▶ _Task brief_
Set down the material once more, exactly as it appears.

▶ _Record set_
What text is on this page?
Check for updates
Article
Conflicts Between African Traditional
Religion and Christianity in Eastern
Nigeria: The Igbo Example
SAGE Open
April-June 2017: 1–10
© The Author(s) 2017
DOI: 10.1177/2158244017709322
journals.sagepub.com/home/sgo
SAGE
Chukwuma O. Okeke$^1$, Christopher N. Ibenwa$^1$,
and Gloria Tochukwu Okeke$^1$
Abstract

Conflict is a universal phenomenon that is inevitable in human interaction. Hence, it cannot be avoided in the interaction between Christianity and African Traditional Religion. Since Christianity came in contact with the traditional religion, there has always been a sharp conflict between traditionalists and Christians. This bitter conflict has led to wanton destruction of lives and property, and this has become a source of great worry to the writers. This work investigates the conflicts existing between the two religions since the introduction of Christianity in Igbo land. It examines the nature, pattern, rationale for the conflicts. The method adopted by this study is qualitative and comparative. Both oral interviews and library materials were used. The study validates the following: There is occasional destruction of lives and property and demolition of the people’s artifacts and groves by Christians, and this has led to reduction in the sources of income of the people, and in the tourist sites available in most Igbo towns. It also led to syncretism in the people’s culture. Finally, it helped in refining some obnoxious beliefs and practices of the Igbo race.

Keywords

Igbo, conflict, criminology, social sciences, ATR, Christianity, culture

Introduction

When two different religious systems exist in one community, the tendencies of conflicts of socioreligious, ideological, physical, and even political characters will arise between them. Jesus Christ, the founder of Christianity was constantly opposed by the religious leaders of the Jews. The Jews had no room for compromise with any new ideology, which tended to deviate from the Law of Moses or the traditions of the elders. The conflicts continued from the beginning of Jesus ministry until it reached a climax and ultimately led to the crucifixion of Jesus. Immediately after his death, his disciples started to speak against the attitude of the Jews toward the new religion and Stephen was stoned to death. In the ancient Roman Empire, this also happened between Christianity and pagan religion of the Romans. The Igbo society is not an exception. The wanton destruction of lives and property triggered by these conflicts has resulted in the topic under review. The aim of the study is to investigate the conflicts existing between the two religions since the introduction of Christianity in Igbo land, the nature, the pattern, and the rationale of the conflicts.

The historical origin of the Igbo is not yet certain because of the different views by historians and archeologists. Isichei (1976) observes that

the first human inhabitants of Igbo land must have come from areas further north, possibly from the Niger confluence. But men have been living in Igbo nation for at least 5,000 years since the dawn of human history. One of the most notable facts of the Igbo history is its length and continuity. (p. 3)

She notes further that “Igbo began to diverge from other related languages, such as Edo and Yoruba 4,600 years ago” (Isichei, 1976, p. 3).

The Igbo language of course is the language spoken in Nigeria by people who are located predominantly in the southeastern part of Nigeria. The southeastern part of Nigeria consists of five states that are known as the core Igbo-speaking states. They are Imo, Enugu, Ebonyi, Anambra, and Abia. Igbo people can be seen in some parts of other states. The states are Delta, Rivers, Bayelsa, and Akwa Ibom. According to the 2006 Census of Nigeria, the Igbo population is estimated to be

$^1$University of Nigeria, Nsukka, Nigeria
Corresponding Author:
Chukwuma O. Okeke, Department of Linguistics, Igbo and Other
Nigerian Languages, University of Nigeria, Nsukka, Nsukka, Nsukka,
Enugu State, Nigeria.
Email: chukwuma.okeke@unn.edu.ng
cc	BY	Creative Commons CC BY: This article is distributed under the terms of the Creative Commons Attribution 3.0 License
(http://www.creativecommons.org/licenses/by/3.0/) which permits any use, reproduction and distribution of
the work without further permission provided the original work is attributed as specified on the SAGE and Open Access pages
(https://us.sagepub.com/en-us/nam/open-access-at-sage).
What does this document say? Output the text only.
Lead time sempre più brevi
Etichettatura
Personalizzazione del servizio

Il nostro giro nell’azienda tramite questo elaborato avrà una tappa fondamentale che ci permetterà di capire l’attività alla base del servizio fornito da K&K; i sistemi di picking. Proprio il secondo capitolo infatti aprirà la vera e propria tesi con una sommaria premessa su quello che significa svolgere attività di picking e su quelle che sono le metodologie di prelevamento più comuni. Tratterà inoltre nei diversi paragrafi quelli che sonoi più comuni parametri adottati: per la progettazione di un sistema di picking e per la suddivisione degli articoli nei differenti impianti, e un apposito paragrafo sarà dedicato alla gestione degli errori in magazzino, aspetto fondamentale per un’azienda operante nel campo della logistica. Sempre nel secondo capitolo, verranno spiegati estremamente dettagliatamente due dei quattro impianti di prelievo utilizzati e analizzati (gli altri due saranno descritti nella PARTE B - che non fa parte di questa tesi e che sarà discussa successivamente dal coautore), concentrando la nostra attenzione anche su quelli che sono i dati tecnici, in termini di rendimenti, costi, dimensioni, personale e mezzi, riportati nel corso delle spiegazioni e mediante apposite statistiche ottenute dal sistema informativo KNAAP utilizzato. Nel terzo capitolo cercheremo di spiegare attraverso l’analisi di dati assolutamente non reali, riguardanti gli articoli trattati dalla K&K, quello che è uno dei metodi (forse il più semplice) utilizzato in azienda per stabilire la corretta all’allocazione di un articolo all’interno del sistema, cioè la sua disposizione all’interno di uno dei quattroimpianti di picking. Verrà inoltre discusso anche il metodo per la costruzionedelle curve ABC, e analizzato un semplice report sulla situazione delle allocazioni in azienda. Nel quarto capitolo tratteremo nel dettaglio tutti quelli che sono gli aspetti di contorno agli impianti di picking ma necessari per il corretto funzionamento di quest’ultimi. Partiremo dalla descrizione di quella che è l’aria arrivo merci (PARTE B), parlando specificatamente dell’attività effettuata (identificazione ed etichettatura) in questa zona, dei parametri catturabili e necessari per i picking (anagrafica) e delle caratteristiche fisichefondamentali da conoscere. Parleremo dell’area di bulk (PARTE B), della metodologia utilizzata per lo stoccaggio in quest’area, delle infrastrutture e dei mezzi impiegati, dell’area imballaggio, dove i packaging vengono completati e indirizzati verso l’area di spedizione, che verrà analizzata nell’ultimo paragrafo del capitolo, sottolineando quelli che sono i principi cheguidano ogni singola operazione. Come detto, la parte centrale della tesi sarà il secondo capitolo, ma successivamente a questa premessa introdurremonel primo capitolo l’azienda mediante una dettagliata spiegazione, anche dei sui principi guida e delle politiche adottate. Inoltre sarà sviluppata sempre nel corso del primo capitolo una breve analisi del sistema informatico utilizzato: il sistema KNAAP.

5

▶ _Response to this exercise_
What text is on this page?
Check for updates
Article
Conflicts Between African Traditional
Religion and Christianity in Eastern
Nigeria: The Igbo Example
SAGE Open
April-June 2017: 1–10
© The Author(s) 2017
DOI: 10.1177/2158244017709322
journals.sagepub.com/home/sgo
SAGE
Chukwuma O. Okeke$^1$, Christopher N. Ibenwa$^1$,
and Gloria Tochukwu Okeke$^1$
Abstract

Conflict is a universal phenomenon that is inevitable in human interaction. Hence, it cannot be avoided in the interaction between Christianity and African Traditional Religion. Since Christianity came in contact with the traditional religion, there has always been a sharp conflict between traditionalists and Christians. This bitter conflict has led to wanton destruction of lives and property, and this has become a source of great worry to the writers. This work investigates the conflicts existing between the two religions since the introduction of Christianity in Igbo land. It examines the nature, pattern, rationale for the conflicts. The method adopted by this study is qualitative and comparative. Both oral interviews and library materials were used. The study validates the following: There is occasional destruction of lives and property and demolition of the people’s artifacts and groves by Christians, and this has led to reduction in the sources of income of the people, and in the tourist sites available in most Igbo towns. It also led to syncretism in the people’s culture. Finally, it helped in refining some obnoxious beliefs and practices of the Igbo race.

Keywords

Igbo, conflict, criminology, social sciences, ATR, Christianity, culture

Introduction

When two different religious systems exist in one community, the tendencies of conflicts of socioreligious, ideological, physical, and even political characters will arise between them. Jesus Christ, the founder of Christianity was constantly opposed by the religious leaders of the Jews. The Jews had no room for compromise with any new ideology, which tended to deviate from the Law of Moses or the traditions of the elders. The conflicts continued from the beginning of Jesus ministry until it reached a climax and ultimately led to the crucifixion of Jesus. Immediately after his death, his disciples started to speak against the attitude of the Jews toward the new religion and Stephen was stoned to death. In the ancient Roman Empire, this also happened between Christianity and pagan religion of the Romans. The Igbo society is not an exception. The wanton destruction of lives and property triggered by these conflicts has resulted in the topic under review. The aim of the study is to investigate the conflicts existing between the two religions since the introduction of Christianity in Igbo land, the nature, the pattern, and the rationale of the conflicts.

The historical origin of the Igbo is not yet certain because of the different views by historians and archeologists. Isichei (1976) observes that

the first human inhabitants of Igbo land must have come from areas further north, possibly from the Niger confluence. But men have been living in Igbo nation for at least 5,000 years since the dawn of human history. One of the most notable facts of the Igbo history is its length and continuity. (p. 3)

She notes further that “Igbo began to diverge from other related languages, such as Edo and Yoruba 4,600 years ago” (Isichei, 1976, p. 3).

The Igbo language of course is the language spoken in Nigeria by people who are located predominantly in the southeastern part of Nigeria. The southeastern part of Nigeria consists of five states that are known as the core Igbo-speaking states. They are Imo, Enugu, Ebonyi, Anambra, and Abia. Igbo people can be seen in some parts of other states. The states are Delta, Rivers, Bayelsa, and Akwa Ibom. According to the 2006 Census of Nigeria, the Igbo population is estimated to be

$^1$University of Nigeria, Nsukka, Nigeria
Corresponding Author:
Chukwuma O. Okeke, Department of Linguistics, Igbo and Other
Nigerian Languages, University of Nigeria, Nsukka, Nsukka, Nsukka,
Enugu State, Nigeria.
Email: chukwuma.okeke@unn.edu.ng
cc	BY	Creative Commons CC BY: This article is distributed under the terms of the Creative Commons Attribution 3.0 License
(http://www.creativecommons.org/licenses/by/3.0/) which permits any use, reproduction and distribution of
the work without further permission provided the original work is attributed as specified on the SAGE and Open Access pages
(https://us.sagepub.com/en-us/nam/open-access-at-sage).
What does this document say? Output the text only.
Lead time sempre più brevi
Etichettatura
Personalizzazione del servizio

Il nostro giro nell’azienda tramite questo elaborato avrà una tappa fondamentale che ci permetterà di capire l’attività alla base del servizio fornito da K&K; i sistemi di picking. Proprio il secondo capitolo infatti aprirà la vera e propria tesi con una sommaria premessa su quello che significa svolgere attività di picking e su quelle che sono le metodologie di prelevamento più comuni. Tratterà inoltre nei diversi paragrafi quelli che sonoi più comuni parametri adottati: per la progettazione di un sistema di picking e per la suddivisione degli articoli nei differenti impianti, e un apposito paragrafo sarà dedicato alla gestione degli errori in magazzino, aspetto fondamentale per un’azienda operante nel campo della logistica. Sempre nel secondo capitolo, verranno spiegati estremamente dettagliatamente due dei quattro impianti di prelievo utilizzati e analizzati (gli altri due saranno descritti nella PARTE B - che non fa parte di questa tesi e che sarà discussa successivamente dal coautore), concentrando la nostra attenzione anche su quelli che sono i dati tecnici, in termini di rendimenti, costi, dimensioni, personale e mezzi, riportati nel corso delle spiegazioni e mediante apposite statistiche ottenute dal sistema informativo KNAAP utilizzato. Nel terzo capitolo cercheremo di spiegare attraverso l’analisi di dati assolutamente non reali, riguardanti gli articoli trattati dalla K&K, quello che è uno dei metodi (forse il più semplice) utilizzato in azienda per stabilire la corretta all’allocazione di un articolo all’interno del sistema, cioè la sua disposizione all’interno di uno dei quattroimpianti di picking. Verrà inoltre discusso anche il metodo per la costruzionedelle curve ABC, e analizzato un semplice report sulla situazione delle allocazioni in azienda. Nel quarto capitolo tratteremo nel dettaglio tutti quelli che sono gli aspetti di contorno agli impianti di picking ma necessari per il corretto funzionamento di quest’ultimi. Partiremo dalla descrizione di quella che è l’aria arrivo merci (PARTE B), parlando specificatamente dell’attività effettuata (identificazione ed etichettatura) in questa zona, dei parametri catturabili e necessari per i picking (anagrafica) e delle caratteristiche fisichefondamentali da conoscere. Parleremo dell’area di bulk (PARTE B), della metodologia utilizzata per lo stoccaggio in quest’area, delle infrastrutture e dei mezzi impiegati, dell’area imballaggio, dove i packaging vengono completati e indirizzati verso l’area di spedizione, che verrà analizzata nell’ultimo paragrafo del capitolo, sottolineando quelli che sono i principi cheguidano ogni singola operazione. Come detto, la parte centrale della tesi sarà il secondo capitolo, ma successivamente a questa premessa introdurremonel primo capitolo l’azienda mediante una dettagliata spiegazione, anche dei sui principi guida e delle politiche adottate. Inoltre sarà sviluppata sempre nel corso del primo capitolo una breve analisi del sistema informatico utilizzato: il sistema KNAAP.

5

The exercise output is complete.